▶ GIVEN TASK
Each entry in the listing below should be restated word for word.

Figure record listings:
:::
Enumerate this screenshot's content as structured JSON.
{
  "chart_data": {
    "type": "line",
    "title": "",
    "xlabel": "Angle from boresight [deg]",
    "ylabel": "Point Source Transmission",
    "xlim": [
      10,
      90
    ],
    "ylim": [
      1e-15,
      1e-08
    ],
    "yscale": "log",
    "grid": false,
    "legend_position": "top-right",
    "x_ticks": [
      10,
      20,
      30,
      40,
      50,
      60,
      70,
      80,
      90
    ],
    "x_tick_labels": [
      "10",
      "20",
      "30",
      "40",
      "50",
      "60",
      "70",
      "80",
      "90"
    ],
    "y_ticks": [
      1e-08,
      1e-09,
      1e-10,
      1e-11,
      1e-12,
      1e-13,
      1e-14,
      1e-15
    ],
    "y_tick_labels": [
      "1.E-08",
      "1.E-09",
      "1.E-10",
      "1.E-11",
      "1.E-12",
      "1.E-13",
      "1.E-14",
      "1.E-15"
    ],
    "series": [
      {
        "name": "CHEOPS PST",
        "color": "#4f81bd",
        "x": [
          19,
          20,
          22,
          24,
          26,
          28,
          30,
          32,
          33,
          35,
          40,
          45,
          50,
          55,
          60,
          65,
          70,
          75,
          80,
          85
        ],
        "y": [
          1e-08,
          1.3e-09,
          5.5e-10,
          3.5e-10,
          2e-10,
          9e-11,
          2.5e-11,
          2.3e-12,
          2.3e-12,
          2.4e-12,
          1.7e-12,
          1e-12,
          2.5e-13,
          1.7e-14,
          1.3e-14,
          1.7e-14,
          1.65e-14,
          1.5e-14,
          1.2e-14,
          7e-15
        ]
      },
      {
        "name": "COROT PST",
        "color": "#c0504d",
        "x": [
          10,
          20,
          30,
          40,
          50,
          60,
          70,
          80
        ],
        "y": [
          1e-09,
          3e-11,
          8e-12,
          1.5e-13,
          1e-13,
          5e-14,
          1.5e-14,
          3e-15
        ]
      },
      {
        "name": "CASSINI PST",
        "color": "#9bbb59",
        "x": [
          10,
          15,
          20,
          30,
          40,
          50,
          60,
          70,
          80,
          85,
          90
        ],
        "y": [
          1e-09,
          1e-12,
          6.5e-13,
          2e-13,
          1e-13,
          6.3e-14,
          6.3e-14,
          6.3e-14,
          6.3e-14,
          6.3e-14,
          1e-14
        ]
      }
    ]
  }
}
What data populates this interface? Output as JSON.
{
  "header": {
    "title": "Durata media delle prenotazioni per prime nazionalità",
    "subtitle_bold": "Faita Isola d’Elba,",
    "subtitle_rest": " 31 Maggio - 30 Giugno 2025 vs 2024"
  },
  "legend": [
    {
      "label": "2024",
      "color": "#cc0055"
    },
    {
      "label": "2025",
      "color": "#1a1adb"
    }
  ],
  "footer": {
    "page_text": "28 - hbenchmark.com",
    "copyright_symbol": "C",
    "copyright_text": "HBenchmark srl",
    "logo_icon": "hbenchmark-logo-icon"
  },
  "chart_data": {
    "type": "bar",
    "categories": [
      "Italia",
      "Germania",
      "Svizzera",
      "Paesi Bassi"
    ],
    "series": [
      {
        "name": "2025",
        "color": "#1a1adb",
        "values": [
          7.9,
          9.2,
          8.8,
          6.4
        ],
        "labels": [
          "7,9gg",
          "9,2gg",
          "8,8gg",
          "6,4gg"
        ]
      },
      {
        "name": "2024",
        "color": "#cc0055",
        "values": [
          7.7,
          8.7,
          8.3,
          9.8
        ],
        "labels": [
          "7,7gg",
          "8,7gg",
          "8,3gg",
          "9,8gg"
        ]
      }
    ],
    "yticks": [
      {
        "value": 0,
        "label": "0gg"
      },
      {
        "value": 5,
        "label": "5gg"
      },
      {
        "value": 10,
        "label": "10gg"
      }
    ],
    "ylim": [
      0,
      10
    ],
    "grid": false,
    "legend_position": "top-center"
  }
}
:::
▶ ANSWER FOR THE TASK
Enumerate this screenshot's content as structured JSON.
{
  "chart_data": {
    "type": "line",
    "title": "",
    "xlabel": "Angle from boresight [deg]",
    "ylabel": "Point Source Transmission",
    "xlim": [
      10,
      90
    ],
    "ylim": [
      1e-15,
      1e-08
    ],
    "yscale": "log",
    "grid": false,
    "legend_position": "top-right",
    "x_ticks": [
      10,
      20,
      30,
      40,
      50,
      60,
      70,
      80,
      90
    ],
    "x_tick_labels": [
      "10",
      "20",
      "30",
      "40",
      "50",
      "60",
      "70",
      "80",
      "90"
    ],
    "y_ticks": [
      1e-08,
      1e-09,
      1e-10,
      1e-11,
      1e-12,
      1e-13,
      1e-14,
      1e-15
    ],
    "y_tick_labels": [
      "1.E-08",
      "1.E-09",
      "1.E-10",
      "1.E-11",
      "1.E-12",
      "1.E-13",
      "1.E-14",
      "1.E-15"
    ],
    "series": [
      {
        "name": "CHEOPS PST",
        "color": "#4f81bd",
        "x": [
          19,
          20,
          22,
          24,
          26,
          28,
          30,
          32,
          33,
          35,
          40,
          45,
          50,
          55,
          60,
          65,
          70,
          75,
          80,
          85
        ],
        "y": [
          1e-08,
          1.3e-09,
          5.5e-10,
          3.5e-10,
          2e-10,
          9e-11,
          2.5e-11,
          2.3e-12,
          2.3e-12,
          2.4e-12,
          1.7e-12,
          1e-12,
          2.5e-13,
          1.7e-14,
          1.3e-14,
          1.7e-14,
          1.65e-14,
          1.5e-14,
          1.2e-14,
          7e-15
        ]
      },
      {
        "name": "COROT PST",
        "color": "#c0504d",
        "x": [
          10,
          20,
          30,
          40,
          50,
          60,
          70,
          80
        ],
        "y": [
          1e-09,
          3e-11,
          8e-12,
          1.5e-13,
          1e-13,
          5e-14,
          1.5e-14,
          3e-15
        ]
      },
      {
        "name": "CASSINI PST",
        "color": "#9bbb59",
        "x": [
          10,
          15,
          20,
          30,
          40,
          50,
          60,
          70,
          80,
          85,
          90
        ],
        "y": [
          1e-09,
          1e-12,
          6.5e-13,
          2e-13,
          1e-13,
          6.3e-14,
          6.3e-14,
          6.3e-14,
          6.3e-14,
          6.3e-14,
          1e-14
        ]
      }
    ]
  }
}
What data populates this interface? Output as JSON.
{
  "header": {
    "title": "Durata media delle prenotazioni per prime nazionalità",
    "subtitle_bold": "Faita Isola d’Elba,",
    "subtitle_rest": " 31 Maggio - 30 Giugno 2025 vs 2024"
  },
  "legend": [
    {
      "label": "2024",
      "color": "#cc0055"
    },
    {
      "label": "2025",
      "color": "#1a1adb"
    }
  ],
  "footer": {
    "page_text": "28 - hbenchmark.com",
    "copyright_symbol": "C",
    "copyright_text": "HBenchmark srl",
    "logo_icon": "hbenchmark-logo-icon"
  },
  "chart_data": {
    "type": "bar",
    "categories": [
      "Italia",
      "Germania",
      "Svizzera",
      "Paesi Bassi"
    ],
    "series": [
      {
        "name": "2025",
        "color": "#1a1adb",
        "values": [
          7.9,
          9.2,
          8.8,
          6.4
        ],
        "labels": [
          "7,9gg",
          "9,2gg",
          "8,8gg",
          "6,4gg"
        ]
      },
      {
        "name": "2024",
        "color": "#cc0055",
        "values": [
          7.7,
          8.7,
          8.3,
          9.8
        ],
        "labels": [
          "7,7gg",
          "8,7gg",
          "8,3gg",
          "9,8gg"
        ]
      }
    ],
    "yticks": [
      {
        "value": 0,
        "label": "0gg"
      },
      {
        "value": 5,
        "label": "5gg"
      },
      {
        "value": 10,
        "label": "10gg"
      }
    ],
    "ylim": [
      0,
      10
    ],
    "grid": false,
    "legend_position": "top-center"
  }
}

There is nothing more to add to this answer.